== Exercise goal ==
Leave out the pictures and repeat the rest of the material exactly.

== Records to process ==
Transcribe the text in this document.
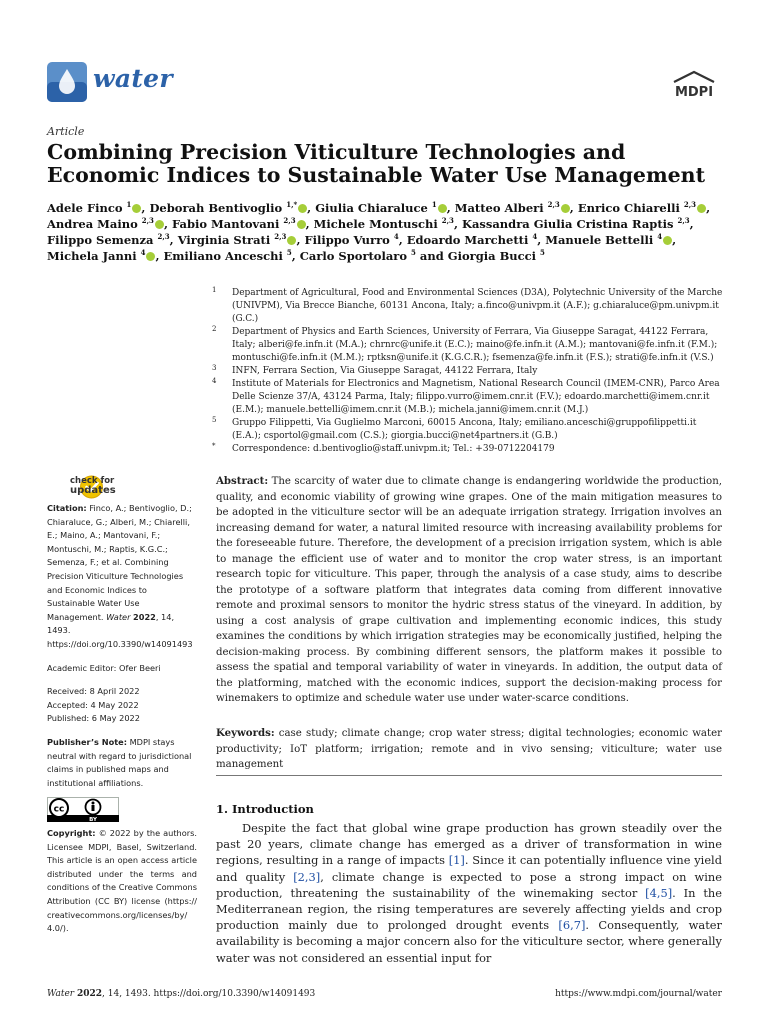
water	MDPI
Article
Combining Precision Viticulture Technologies and Economic Indices to Sustainable Water Use Management
Adele Finco $^1$ , Deborah Bentivoglio $^{1,*}$ , Giulia Chiaraluce $^1$ , Matteo Alberi $^{2,3}$ , Enrico Chiarelli $^{2,3}$ , Andrea Maino $^{2,3}$ , Fabio Mantovani $^{2,3}$ , Michele Montuschi $^{2,3}$, Kassandra Giulia Cristina Raptis $^{2,3}$, Filippo Semenza $^{2,3}$, Virginia Strati $^{2,3}$ , Filippo Vurro $^4$, Edoardo Marchetti $^4$, Manuele Bettelli $^4$ , Michela Janni $^4$ , Emiliano Anceschi $^5$, Carlo Sportolaro $^5$ and Giorgia Bucci $^5$
1 Department of Agricultural, Food and Environmental Sciences (D3A), Polytechnic University of the Marche (UNIVPM), Via Brecce Bianche, 60131 Ancona, Italy; a.finco@univpm.it (A.F.); g.chiaraluce@pm.univpm.it (G.C.)
2 Department of Physics and Earth Sciences, University of Ferrara, Via Giuseppe Saragat, 44122 Ferrara, Italy; alberi@fe.infn.it (M.A.); chrnrc@unife.it (E.C.); maino@fe.infn.it (A.M.); mantovani@fe.infn.it (F.M.); montuschi@fe.infn.it (M.M.); rptksn@unife.it (K.G.C.R.); fsemenza@fe.infn.it (F.S.); strati@fe.infn.it (V.S.)
3 INFN, Ferrara Section, Via Giuseppe Saragat, 44122 Ferrara, Italy
4 Institute of Materials for Electronics and Magnetism, National Research Council (IMEM-CNR), Parco Area Delle Scienze 37/A, 43124 Parma, Italy; filippo.vurro@imem.cnr.it (F.V.); edoardo.marchetti@imem.cnr.it (E.M.); manuele.bettelli@imem.cnr.it (M.B.); michela.janni@imem.cnr.it (M.J.)
5 Gruppo Filippetti, Via Guglielmo Marconi, 60015 Ancona, Italy; emiliano.anceschi@gruppofilippetti.it (E.A.); csportol@gmail.com (C.S.); giorgia.bucci@net4partners.it (G.B.)
* Correspondence: d.bentivoglio@staff.univpm.it; Tel.: +39-0712204179
check for
updates
Citation: Finco, A.; Bentivoglio, D.; Chiaraluce, G.; Alberi, M.; Chiarelli, E.; Maino, A.; Mantovani, F.; Montuschi, M.; Raptis, K.G.C.; Semenza, F.; et al. Combining Precision Viticulture Technologies and Economic Indices to Sustainable Water Use Management. Water 2022, 14, 1493. https://doi.org/10.3390/w14091493
Academic Editor: Ofer Beeri
Received: 8 April 2022
Accepted: 4 May 2022
Published: 6 May 2022
Publisher’s Note: MDPI stays neutral with regard to jurisdictional claims in published maps and institutional affiliations.
cc
BY
Copyright: © 2022 by the authors. Licensee MDPI, Basel, Switzerland. This article is an open access article distributed under the terms and conditions of the Creative Commons Attribution (CC BY) license (https:// creativecommons.org/licenses/by/ 4.0/).
Abstract: The scarcity of water due to climate change is endangering worldwide the production, quality, and economic viability of growing wine grapes. One of the main mitigation measures to be adopted in the viticulture sector will be an adequate irrigation strategy. Irrigation involves an increasing demand for water, a natural limited resource with increasing availability problems for the foreseeable future. Therefore, the development of a precision irrigation system, which is able to manage the efficient use of water and to monitor the crop water stress, is an important research topic for viticulture. This paper, through the analysis of a case study, aims to describe the prototype of a software platform that integrates data coming from different innovative remote and proximal sensors to monitor the hydric stress status of the vineyard. In addition, by using a cost analysis of grape cultivation and implementing economic indices, this study examines the conditions by which irrigation strategies may be economically justified, helping the decision-making process. By combining different sensors, the platform makes it possible to assess the spatial and temporal variability of water in vineyards. In addition, the output data of the platforming, matched with the economic indices, support the decision-making process for winemakers to optimize and schedule water use under water-scarce conditions.
Keywords: case study; climate change; crop water stress; digital technologies; economic water productivity; IoT platform; irrigation; remote and in vivo sensing; viticulture; water use management
1. Introduction
Despite the fact that global wine grape production has grown steadily over the past 20 years, climate change has emerged as a driver of transformation in wine regions, resulting in a range of impacts [1]. Since it can potentially influence vine yield and quality [2,3], climate change is expected to pose a strong impact on wine production, threatening the sustainability of the winemaking sector [4,5]. In the Mediterranean region, the rising temperatures are severely affecting yields and crop production mainly due to prolonged drought events [6,7]. Consequently, water availability is becoming a major concern also for the viticulture sector, where generally water was not considered an essential input for
Water 2022, 14, 1493. https://doi.org/10.3390/w14091493	https://www.mdpi.com/journal/water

== Answer to the task ==
Transcribe the text in this document.
water	MDPI
Article
Combining Precision Viticulture Technologies and Economic Indices to Sustainable Water Use Management
Adele Finco $^1$ , Deborah Bentivoglio $^{1,*}$ , Giulia Chiaraluce $^1$ , Matteo Alberi $^{2,3}$ , Enrico Chiarelli $^{2,3}$ , Andrea Maino $^{2,3}$ , Fabio Mantovani $^{2,3}$ , Michele Montuschi $^{2,3}$, Kassandra Giulia Cristina Raptis $^{2,3}$, Filippo Semenza $^{2,3}$, Virginia Strati $^{2,3}$ , Filippo Vurro $^4$, Edoardo Marchetti $^4$, Manuele Bettelli $^4$ , Michela Janni $^4$ , Emiliano Anceschi $^5$, Carlo Sportolaro $^5$ and Giorgia Bucci $^5$
1 Department of Agricultural, Food and Environmental Sciences (D3A), Polytechnic University of the Marche (UNIVPM), Via Brecce Bianche, 60131 Ancona, Italy; a.finco@univpm.it (A.F.); g.chiaraluce@pm.univpm.it (G.C.)
2 Department of Physics and Earth Sciences, University of Ferrara, Via Giuseppe Saragat, 44122 Ferrara, Italy; alberi@fe.infn.it (M.A.); chrnrc@unife.it (E.C.); maino@fe.infn.it (A.M.); mantovani@fe.infn.it (F.M.); montuschi@fe.infn.it (M.M.); rptksn@unife.it (K.G.C.R.); fsemenza@fe.infn.it (F.S.); strati@fe.infn.it (V.S.)
3 INFN, Ferrara Section, Via Giuseppe Saragat, 44122 Ferrara, Italy
4 Institute of Materials for Electronics and Magnetism, National Research Council (IMEM-CNR), Parco Area Delle Scienze 37/A, 43124 Parma, Italy; filippo.vurro@imem.cnr.it (F.V.); edoardo.marchetti@imem.cnr.it (E.M.); manuele.bettelli@imem.cnr.it (M.B.); michela.janni@imem.cnr.it (M.J.)
5 Gruppo Filippetti, Via Guglielmo Marconi, 60015 Ancona, Italy; emiliano.anceschi@gruppofilippetti.it (E.A.); csportol@gmail.com (C.S.); giorgia.bucci@net4partners.it (G.B.)
* Correspondence: d.bentivoglio@staff.univpm.it; Tel.: +39-0712204179
check for
updates
Citation: Finco, A.; Bentivoglio, D.; Chiaraluce, G.; Alberi, M.; Chiarelli, E.; Maino, A.; Mantovani, F.; Montuschi, M.; Raptis, K.G.C.; Semenza, F.; et al. Combining Precision Viticulture Technologies and Economic Indices to Sustainable Water Use Management. Water 2022, 14, 1493. https://doi.org/10.3390/w14091493
Academic Editor: Ofer Beeri
Received: 8 April 2022
Accepted: 4 May 2022
Published: 6 May 2022
Publisher’s Note: MDPI stays neutral with regard to jurisdictional claims in published maps and institutional affiliations.
cc
BY
Copyright: © 2022 by the authors. Licensee MDPI, Basel, Switzerland. This article is an open access article distributed under the terms and conditions of the Creative Commons Attribution (CC BY) license (https:// creativecommons.org/licenses/by/ 4.0/).
Abstract: The scarcity of water due to climate change is endangering worldwide the production, quality, and economic viability of growing wine grapes. One of the main mitigation measures to be adopted in the viticulture sector will be an adequate irrigation strategy. Irrigation involves an increasing demand for water, a natural limited resource with increasing availability problems for the foreseeable future. Therefore, the development of a precision irrigation system, which is able to manage the efficient use of water and to monitor the crop water stress, is an important research topic for viticulture. This paper, through the analysis of a case study, aims to describe the prototype of a software platform that integrates data coming from different innovative remote and proximal sensors to monitor the hydric stress status of the vineyard. In addition, by using a cost analysis of grape cultivation and implementing economic indices, this study examines the conditions by which irrigation strategies may be economically justified, helping the decision-making process. By combining different sensors, the platform makes it possible to assess the spatial and temporal variability of water in vineyards. In addition, the output data of the platforming, matched with the economic indices, support the decision-making process for winemakers to optimize and schedule water use under water-scarce conditions.
Keywords: case study; climate change; crop water stress; digital technologies; economic water productivity; IoT platform; irrigation; remote and in vivo sensing; viticulture; water use management
1. Introduction
Despite the fact that global wine grape production has grown steadily over the past 20 years, climate change has emerged as a driver of transformation in wine regions, resulting in a range of impacts [1]. Since it can potentially influence vine yield and quality [2,3], climate change is expected to pose a strong impact on wine production, threatening the sustainability of the winemaking sector [4,5]. In the Mediterranean region, the rising temperatures are severely affecting yields and crop production mainly due to prolonged drought events [6,7]. Consequently, water availability is becoming a major concern also for the viticulture sector, where generally water was not considered an essential input for
Water 2022, 14, 1493. https://doi.org/10.3390/w14091493	https://www.mdpi.com/journal/water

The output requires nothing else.